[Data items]
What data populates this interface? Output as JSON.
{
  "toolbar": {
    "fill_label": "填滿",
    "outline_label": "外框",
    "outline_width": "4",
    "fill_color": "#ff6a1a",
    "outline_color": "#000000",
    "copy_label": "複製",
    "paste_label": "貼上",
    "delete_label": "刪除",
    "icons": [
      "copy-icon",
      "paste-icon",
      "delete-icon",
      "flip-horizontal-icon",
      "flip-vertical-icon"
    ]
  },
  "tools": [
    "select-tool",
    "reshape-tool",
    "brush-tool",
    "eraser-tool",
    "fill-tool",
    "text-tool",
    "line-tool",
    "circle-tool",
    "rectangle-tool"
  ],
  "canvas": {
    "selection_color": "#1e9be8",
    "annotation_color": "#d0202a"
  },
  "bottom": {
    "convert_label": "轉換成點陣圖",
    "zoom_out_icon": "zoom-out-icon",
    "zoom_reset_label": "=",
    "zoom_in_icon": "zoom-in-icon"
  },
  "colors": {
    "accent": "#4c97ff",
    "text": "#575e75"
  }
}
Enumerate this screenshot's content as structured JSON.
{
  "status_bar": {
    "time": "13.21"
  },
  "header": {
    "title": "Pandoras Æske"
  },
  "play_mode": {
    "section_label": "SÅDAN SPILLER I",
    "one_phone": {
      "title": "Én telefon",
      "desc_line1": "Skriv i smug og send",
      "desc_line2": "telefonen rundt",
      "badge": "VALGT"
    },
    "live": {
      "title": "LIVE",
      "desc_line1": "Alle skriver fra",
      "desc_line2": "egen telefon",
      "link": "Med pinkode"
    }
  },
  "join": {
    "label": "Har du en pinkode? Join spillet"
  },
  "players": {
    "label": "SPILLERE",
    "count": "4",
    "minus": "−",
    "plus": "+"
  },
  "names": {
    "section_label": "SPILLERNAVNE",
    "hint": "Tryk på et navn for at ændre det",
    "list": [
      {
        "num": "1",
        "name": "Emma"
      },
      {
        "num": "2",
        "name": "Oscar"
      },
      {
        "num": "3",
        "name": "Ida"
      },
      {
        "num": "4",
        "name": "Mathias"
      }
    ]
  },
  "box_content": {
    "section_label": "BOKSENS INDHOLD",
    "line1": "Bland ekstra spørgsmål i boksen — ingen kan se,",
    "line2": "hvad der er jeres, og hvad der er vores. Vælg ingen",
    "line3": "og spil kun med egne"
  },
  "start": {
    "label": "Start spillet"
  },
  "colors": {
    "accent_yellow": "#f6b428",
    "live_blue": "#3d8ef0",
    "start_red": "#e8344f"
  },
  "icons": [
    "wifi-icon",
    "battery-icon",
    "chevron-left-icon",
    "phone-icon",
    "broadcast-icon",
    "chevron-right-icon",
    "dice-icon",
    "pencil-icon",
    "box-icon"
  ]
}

What is needed
How many of the lines above contain the string "chevron"? Give the number only.

Output of the task
2